Data entries

↓↓↓

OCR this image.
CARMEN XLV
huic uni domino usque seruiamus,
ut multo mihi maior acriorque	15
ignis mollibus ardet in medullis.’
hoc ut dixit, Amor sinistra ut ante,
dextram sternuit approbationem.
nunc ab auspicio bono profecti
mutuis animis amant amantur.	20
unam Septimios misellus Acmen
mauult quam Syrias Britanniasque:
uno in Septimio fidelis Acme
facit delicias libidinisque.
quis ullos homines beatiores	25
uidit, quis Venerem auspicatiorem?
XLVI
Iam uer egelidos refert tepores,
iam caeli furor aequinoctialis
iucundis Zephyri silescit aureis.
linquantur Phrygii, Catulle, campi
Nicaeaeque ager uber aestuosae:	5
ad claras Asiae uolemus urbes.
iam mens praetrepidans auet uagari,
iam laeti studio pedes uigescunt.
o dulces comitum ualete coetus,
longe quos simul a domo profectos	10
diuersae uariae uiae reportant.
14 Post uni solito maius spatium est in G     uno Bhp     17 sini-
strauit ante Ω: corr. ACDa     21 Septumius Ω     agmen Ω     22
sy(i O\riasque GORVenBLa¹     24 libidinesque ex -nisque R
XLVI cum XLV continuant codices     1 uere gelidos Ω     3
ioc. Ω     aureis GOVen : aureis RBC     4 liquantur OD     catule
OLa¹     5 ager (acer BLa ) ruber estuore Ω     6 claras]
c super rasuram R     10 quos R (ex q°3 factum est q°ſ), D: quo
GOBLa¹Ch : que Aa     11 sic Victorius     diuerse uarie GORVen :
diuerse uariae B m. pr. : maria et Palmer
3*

↑↑↑

List every line from the entries above in which "aureis" appears.

Answer to the exercise →
iucundis Zephyri silescit aureis.
ioc. Ω     aureis GOVen : aureis RBC     4 liquantur OD     catule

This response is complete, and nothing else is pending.